RE: [PATCH v3] hv: hv_fcopy: drop the obsolete message on transfer failure

From: Dexuan Cui <decui@microsoft.com>
To: Jason Wang <jasowang@redhat.com>
Cc: "gregkh@linuxfoundation.org" <gregkh@linuxfoundation.org>,
	"linux-kernel@vger.kernel.org" <linux-kernel@vger.kernel.org>,
	"driverdev-devel@linuxdriverproject.org" 
	<driverdev-devel@linuxdriverproject.org>,
	"olaf@aepfle.de" <olaf@aepfle.de>,
	"apw@canonical.com" <apw@canonical.com>,
	KY Srinivasan <kys@microsoft.com>,
	"vkuznets@redhat.com" <vkuznets@redhat.com>,
	Haiyang Zhang <haiyangz@microsoft.com>
Subject: RE: [PATCH v3] hv: hv_fcopy: drop the obsolete message on transfer failure
Date: Fri, 28 Nov 2014 11:54:59 +0000	[thread overview]
Message-ID: <F792CF86EFE20D4AB8064279AFBA51C613E66AAA@HKNPRD3002MB017.064d.mgd.msft.net> (raw)
In-Reply-To: <1417169573.5822.12@smtp.corp.redhat.com>

[-- Warning: decoded text below may be mangled, UTF-8 assumed --]
[-- Attachment #1: Type: text/plain; charset="utf-8", Size: 7608 bytes --]

> -----Original Message-----
> From: Jason Wang [mailto:jasowang@redhat.com]
> Sent: Friday, November 28, 2014 18:13 PM
> To: Dexuan Cui
> Cc: gregkh@linuxfoundation.org; linux-kernel@vger.kernel.org; driverdev-
> devel@linuxdriverproject.org; olaf@aepfle.de; apw@canonical.com; KY
> Srinivasan; vkuznets@redhat.com; Haiyang Zhang
> Subject: RE: [PATCH v3] hv: hv_fcopy: drop the obsolete message on transfer
> failure
> On Fri, Nov 28, 2014 at 4:36 PM, Dexuan Cui <decui@microsoft.com> wrote:
> >>  -----Original Message-----
> >>  From: Jason Wang [mailto:jasowang@redhat.com]
> >>  Sent: Friday, November 28, 2014 14:47 PM
> >>  To: Dexuan Cui
> >>  Cc: gregkh@linuxfoundation.org; linux-kernel@vger.kernel.org;
> >> driverdev-
> >>  devel@linuxdriverproject.org; olaf@aepfle.de; apw@canonical.com; KY
> >>  Srinivasan; vkuznets@redhat.com; Haiyang Zhang
> >>  Subject: Re: [PATCH v3] hv: hv_fcopy: drop the obsolete message on
> >> transfer
> >>  failure
> >>  On Thu, Nov 27, 2014 at 9:09 PM, Dexuan Cui <decui@microsoft.com>
> >> wrote:
> >>  > In the case the user-space daemon crashes, hangs or is killed, we
> >>  > need to down the semaphore, otherwise, after the daemon starts
> >> next
> >>  > time, the obsolete data in fcopy_transaction.message or
> >>  > fcopy_transaction.fcopy_msg will be used immediately.

-- Tasks to complete --
1. Answer these questions about the patch thread, one answer per line:
(a) What version number does the patch carry in its subject line?
(b) What three things that can happen to the user-space daemon does the quoted patch description name?
(c) Which two fields are said to hold the obsolete data?
2. Translate this sentence from the patch thread into German: "In the case the user-space daemon crashes, hangs or is killed, we need to down the semaphore, otherwise, after the daemon starts next time, the obsolete data in fcopy_transaction.message or fcopy_transaction.fcopy_msg will be used immediately."
3. Write the next part of the patch thread, starting right after its last sentence.
The items placed after this point are separate material and are not part of the patch thread.

Data entries

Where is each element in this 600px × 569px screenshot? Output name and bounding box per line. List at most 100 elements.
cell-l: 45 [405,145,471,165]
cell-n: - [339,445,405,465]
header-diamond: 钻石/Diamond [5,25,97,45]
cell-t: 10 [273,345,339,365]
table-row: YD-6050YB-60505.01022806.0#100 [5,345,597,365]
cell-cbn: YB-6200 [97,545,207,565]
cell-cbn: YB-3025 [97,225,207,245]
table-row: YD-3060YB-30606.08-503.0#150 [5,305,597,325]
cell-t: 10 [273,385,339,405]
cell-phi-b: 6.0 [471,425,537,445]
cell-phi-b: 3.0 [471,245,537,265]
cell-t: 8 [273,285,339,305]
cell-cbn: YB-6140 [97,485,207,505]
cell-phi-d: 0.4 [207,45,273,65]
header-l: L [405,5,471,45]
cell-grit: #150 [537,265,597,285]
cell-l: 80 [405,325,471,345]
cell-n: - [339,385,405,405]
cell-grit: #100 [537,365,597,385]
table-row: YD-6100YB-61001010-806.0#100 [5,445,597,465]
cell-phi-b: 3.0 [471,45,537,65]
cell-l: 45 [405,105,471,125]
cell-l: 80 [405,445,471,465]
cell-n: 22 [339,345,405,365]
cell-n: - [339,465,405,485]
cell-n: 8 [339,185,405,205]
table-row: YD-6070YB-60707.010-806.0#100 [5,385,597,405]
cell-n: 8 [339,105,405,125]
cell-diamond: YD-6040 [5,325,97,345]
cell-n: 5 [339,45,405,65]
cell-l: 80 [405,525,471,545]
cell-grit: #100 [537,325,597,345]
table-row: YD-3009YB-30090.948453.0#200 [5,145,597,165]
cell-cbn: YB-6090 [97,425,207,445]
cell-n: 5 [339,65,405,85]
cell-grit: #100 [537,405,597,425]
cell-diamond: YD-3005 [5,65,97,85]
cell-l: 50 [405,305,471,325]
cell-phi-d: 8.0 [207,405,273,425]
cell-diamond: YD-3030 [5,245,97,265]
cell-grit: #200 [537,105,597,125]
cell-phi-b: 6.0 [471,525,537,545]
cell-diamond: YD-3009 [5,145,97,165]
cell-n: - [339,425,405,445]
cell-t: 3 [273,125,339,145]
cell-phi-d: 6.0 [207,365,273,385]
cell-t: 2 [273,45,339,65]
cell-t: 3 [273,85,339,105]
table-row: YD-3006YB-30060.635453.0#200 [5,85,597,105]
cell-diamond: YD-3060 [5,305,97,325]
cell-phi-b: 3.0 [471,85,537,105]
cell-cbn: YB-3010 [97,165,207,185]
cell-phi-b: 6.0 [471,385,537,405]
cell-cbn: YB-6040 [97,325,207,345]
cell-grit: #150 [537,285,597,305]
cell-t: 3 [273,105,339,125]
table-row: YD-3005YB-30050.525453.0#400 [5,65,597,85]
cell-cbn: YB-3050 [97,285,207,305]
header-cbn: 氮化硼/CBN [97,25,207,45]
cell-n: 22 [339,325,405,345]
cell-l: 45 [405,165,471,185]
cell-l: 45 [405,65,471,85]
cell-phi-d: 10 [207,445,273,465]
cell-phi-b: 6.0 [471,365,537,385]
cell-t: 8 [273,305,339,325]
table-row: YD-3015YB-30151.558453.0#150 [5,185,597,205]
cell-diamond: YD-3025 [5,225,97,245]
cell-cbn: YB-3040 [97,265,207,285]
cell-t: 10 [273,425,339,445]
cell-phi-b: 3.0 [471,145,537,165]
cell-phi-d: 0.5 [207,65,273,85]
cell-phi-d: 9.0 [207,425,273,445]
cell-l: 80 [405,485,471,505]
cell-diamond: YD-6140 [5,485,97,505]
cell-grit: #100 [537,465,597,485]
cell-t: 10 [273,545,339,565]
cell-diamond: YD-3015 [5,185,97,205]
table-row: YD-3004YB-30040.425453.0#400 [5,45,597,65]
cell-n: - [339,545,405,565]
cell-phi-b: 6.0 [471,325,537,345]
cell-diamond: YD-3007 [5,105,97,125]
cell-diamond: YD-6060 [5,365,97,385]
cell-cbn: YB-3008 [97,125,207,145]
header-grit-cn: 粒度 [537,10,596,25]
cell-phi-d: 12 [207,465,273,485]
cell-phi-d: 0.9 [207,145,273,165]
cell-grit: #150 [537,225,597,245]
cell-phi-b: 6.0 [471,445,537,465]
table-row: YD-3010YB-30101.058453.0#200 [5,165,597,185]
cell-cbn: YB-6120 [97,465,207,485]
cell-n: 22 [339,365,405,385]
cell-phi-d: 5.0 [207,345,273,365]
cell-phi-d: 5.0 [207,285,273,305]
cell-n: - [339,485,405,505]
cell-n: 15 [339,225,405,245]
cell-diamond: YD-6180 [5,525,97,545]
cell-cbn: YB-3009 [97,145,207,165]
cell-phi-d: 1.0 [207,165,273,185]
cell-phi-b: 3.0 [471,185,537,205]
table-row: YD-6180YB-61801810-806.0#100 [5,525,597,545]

-- Answers below --
1.
(a) v3
(b) It crashes, hangs or is killed.
(c) fcopy_transaction.message and fcopy_transaction.fcopy_msg

2. Falls der Daemon im Benutzerbereich abstürzt, hängt oder beendet wird, müssen wir die down-Operation auf dem Semaphor ausführen, da sonst nach dem nächsten Start des Daemons die veralteten Daten in fcopy_transaction.message oder fcopy_transaction.fcopy_msg sofort verwendet werden.

3.
> >>  >
> >>  > Cc: Jason Wang <jasowang@redhat.com>
> >>  > Cc: Vitaly Kuznetsov <vkuznets@redhat.com>
> >>  > Cc: K. Y. Srinivasan <kys@microsoft.com>
> >>  > Signed-off-by: Dexuan Cui <decui@microsoft.com>
> >>  > ---
> >>  >
> >>  > v2: I removed the "FCP" prefix as Greg asked.
> >>  >
> >>  >     I also updated the output message a little:
> >>  >     "FCP: failed to acquire the semaphore" -->
> >>  >     "can not acquire the semaphore: it is benign"
> >>  >
> >>  > v3: I added the code in fcopy_release() as Jason Wang suggested.
> >>  >     I removed the pr_debug (it isn't so meaningful)and added a
> >>  > comment instead.
> >>  >
> >>  >  drivers/hv/hv_fcopy.c | 19 +++++++++++++++++++
> >>  >  1 file changed, 19 insertions(+)
> >>  >
> >>  > diff --git a/drivers/hv/hv_fcopy.c b/drivers/hv/hv_fcopy.c
> >>  > index 23b2ce2..faa6ba6 100644
> >>  > --- a/drivers/hv/hv_fcopy.c
> >>  > +++ b/drivers/hv/hv_fcopy.c
> >>  > @@ -86,6 +86,18 @@ static void fcopy_work_func(struct work_struct
> >>  > *dummy)
> >>  >  	 * process the pending transaction.
> >>  >  	 */
> >>  >  	fcopy_respond_to_host(HV_E_FAIL);
> >>  > +
> >>  > +	/* In the case the user-space daemon crashes, hangs or is
> >> killed, we
> >>  > +	 * need to down the semaphore, otherwise, after the daemon
> >> starts
> >>  > next
> >>  > +	 * time, the obsolete data in fcopy_transaction.message or
> >>  > +	 * fcopy_transaction.fcopy_msg will be used immediately.
> >>  > +	 *
> >>  > +	 * NOTE: fcopy_read() happens to get the semaphore (very rare)?
> >>  > We're
> >>  > +	 * still OK, because we've reported the failure to the host.
> >>  > +	 */
> >>  > +	if (down_trylock(&fcopy_transaction.read_sema))
> >>  > +		;
> >>
> >>  Sorry, I'm not quite understand how if () ; can help here.
> >>
> >>  Btw, a question not relate to this patch.
> >>
> >>  What happens if a daemon is resume from SIGSTOP and expires the
> >> check
> >>  here?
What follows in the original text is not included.